═══ Selected extract ═══

This post aims to shine a light on the Convolutional Neural Network, the technology which underpins the amazing image recognition abilities of tech behemoths such as Facebook and Google and hints at the tremendous potential of artificial intelligence.
This post will use the 'hello world' of image recognition the database of handwritten digit images MNIST to describe the intricacies of the technique.
The network will take single channel grayscale MNIST images as input and be composed of 3 cross correlation filters feeding forward into 3 convolved images followed by a pool reducing the width and height of the input field by half followed lastly by a softmax layer. Cross entropy will be used as the error term. It will be shown how enormously successful this simple model is at image recognition.
The network will use stochastic gradient descent for learning and the learning rate parameter will be tuned using a combination of epochs on a sample of training and validation data sets.
The below image describes how the input image X is convolved with the filter f to produce the convolutions layer Y.

═══

| Short problem a |
Rewrite the rows from their first line through the line containing "- grid-layer: [44, 42, 594, 371]", replacing "x-tick-label" with "x-axis-label" and keeping everything else the same.
The text and the rows have no connection to each other.

═══ Extracted material ═══

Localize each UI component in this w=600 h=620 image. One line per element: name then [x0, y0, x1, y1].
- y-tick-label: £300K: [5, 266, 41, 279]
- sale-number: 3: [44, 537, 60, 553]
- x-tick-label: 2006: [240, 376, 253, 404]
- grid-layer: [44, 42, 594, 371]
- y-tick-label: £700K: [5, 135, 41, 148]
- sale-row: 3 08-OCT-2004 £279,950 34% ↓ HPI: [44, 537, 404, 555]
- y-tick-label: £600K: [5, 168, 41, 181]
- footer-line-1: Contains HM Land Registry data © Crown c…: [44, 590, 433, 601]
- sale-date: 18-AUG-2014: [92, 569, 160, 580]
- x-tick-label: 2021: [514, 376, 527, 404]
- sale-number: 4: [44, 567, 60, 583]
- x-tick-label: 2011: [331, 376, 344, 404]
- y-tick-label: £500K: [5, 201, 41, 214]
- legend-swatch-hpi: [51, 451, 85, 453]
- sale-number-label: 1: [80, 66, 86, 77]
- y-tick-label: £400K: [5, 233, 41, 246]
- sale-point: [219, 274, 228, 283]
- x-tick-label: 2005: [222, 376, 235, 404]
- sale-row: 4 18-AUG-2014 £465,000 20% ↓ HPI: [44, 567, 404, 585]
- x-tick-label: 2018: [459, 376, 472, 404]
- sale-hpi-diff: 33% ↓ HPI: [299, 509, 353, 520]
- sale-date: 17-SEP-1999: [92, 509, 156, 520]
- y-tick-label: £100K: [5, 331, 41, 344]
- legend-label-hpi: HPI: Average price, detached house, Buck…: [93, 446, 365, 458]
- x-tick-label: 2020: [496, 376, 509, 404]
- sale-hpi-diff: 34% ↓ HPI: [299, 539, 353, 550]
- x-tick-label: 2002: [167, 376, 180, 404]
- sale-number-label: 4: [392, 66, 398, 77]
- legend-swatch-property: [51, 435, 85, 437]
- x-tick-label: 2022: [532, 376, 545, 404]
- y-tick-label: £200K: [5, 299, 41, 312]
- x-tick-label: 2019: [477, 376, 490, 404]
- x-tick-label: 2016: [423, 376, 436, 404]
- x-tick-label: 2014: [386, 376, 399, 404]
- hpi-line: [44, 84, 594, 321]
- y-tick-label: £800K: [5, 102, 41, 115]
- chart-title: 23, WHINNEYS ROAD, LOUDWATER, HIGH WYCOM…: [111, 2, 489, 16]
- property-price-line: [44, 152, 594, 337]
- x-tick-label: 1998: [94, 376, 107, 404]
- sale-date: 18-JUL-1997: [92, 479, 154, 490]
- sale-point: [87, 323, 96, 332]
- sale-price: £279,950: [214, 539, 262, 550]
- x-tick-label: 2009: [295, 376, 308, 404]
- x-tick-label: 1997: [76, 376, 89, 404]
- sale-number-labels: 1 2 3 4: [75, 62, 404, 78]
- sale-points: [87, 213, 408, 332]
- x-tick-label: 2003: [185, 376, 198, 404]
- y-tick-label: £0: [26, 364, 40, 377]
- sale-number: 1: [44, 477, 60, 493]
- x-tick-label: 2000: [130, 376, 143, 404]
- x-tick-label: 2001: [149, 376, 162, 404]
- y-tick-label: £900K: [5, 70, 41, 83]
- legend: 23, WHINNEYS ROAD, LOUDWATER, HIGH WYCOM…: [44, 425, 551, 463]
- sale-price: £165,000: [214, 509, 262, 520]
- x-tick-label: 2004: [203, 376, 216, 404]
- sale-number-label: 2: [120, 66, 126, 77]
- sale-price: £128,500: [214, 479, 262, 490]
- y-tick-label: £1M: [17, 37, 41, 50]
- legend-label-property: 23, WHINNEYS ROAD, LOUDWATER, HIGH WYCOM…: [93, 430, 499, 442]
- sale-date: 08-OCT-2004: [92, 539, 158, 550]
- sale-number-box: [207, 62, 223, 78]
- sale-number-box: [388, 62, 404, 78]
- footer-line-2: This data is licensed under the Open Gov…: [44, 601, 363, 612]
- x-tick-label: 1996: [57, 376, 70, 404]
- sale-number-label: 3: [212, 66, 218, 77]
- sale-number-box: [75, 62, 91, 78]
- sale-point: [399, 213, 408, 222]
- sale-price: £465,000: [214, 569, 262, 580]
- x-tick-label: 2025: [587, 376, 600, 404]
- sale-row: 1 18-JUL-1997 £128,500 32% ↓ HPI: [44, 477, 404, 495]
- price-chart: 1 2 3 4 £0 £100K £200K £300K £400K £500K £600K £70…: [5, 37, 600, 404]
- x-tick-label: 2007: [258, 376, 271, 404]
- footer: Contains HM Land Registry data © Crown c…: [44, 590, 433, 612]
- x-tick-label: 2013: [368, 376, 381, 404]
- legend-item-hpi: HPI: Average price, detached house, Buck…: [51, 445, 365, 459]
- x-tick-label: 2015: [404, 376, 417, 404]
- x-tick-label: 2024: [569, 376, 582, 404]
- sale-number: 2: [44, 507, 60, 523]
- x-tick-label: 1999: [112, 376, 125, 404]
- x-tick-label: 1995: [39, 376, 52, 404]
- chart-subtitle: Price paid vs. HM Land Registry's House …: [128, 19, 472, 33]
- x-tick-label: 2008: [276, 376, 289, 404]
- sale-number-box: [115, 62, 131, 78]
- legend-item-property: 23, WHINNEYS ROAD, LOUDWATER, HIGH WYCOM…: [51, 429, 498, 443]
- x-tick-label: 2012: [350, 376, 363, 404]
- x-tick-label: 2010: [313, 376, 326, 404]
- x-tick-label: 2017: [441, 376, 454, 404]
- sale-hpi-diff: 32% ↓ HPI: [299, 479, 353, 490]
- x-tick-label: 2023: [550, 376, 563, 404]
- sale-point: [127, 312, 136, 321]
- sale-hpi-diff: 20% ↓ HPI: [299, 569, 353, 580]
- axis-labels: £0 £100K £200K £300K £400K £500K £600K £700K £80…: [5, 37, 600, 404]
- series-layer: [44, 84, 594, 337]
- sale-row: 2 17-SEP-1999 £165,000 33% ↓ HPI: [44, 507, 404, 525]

═══

| Short problem b |
In the post on convolutional neural networks, what is used as the error term?

| Worked answer a |
Localize each UI component in this w=600 h=620 image. One line per element: name then [x0, y0, x1, y1].
- y-tick-label: £300K: [5, 266, 41, 279]
- sale-number: 3: [44, 537, 60, 553]
- x-axis-label: 2006: [240, 376, 253, 404]
- grid-layer: [44, 42, 594, 371]

| Worked answer b |
Cross entropy.